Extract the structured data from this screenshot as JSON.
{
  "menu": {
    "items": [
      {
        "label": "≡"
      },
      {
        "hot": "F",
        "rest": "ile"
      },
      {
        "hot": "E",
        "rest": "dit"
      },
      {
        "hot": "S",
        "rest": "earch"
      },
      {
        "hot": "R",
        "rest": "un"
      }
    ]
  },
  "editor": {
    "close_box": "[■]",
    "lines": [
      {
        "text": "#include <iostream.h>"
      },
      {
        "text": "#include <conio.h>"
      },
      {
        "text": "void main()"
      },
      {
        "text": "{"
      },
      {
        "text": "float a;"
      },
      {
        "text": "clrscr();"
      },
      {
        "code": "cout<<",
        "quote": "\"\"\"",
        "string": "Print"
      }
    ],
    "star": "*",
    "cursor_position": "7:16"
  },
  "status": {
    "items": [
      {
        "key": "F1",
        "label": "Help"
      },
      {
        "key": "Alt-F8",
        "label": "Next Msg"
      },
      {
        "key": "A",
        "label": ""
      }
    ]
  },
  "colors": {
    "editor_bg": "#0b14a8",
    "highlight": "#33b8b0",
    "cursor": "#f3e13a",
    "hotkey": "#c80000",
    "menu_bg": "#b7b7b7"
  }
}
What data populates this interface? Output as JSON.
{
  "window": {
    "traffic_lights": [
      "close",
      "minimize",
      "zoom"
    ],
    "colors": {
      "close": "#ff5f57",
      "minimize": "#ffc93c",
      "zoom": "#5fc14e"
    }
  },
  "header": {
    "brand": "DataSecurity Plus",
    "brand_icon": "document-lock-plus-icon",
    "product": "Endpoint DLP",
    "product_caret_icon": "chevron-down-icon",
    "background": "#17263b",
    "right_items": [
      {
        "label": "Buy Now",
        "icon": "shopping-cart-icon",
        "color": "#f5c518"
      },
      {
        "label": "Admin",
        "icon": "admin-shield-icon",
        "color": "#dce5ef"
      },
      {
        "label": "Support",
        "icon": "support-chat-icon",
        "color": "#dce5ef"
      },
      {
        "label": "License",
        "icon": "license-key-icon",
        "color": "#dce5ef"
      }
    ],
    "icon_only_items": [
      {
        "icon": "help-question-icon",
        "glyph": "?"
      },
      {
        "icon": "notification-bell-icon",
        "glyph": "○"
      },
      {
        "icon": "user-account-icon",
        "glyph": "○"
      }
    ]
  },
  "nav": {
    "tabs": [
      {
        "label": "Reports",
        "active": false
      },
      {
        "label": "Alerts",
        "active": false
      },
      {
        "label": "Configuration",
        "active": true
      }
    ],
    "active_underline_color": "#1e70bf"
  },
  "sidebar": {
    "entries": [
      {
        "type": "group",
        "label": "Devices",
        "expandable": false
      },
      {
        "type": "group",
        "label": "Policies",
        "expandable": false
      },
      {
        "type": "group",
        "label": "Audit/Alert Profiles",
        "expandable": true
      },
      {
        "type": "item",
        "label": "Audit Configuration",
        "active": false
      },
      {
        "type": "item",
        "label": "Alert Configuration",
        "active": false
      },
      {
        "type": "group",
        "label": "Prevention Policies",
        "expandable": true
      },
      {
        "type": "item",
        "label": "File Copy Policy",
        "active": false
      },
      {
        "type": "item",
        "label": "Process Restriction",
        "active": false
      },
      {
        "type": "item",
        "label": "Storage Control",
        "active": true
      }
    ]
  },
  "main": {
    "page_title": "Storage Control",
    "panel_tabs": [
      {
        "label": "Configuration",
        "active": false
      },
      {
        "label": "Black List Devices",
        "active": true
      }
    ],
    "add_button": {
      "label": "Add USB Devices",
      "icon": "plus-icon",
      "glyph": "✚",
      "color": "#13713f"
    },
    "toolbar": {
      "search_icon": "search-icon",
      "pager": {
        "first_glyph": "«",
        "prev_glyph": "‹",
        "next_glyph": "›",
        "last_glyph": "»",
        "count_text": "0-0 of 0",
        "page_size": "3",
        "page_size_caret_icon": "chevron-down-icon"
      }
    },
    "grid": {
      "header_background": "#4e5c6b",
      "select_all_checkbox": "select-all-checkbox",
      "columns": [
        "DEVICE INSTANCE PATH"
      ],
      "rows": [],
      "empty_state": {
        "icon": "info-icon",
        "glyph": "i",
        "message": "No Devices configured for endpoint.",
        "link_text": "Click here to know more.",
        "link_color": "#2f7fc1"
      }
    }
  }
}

________

■ Written task
Pick out all the lines with the word "Devices" in them and copy them.

■ Answer below
        "label": "Devices",
        "label": "Black List Devices",
      "label": "Add USB Devices",
        "message": "No Devices configured for endpoint.",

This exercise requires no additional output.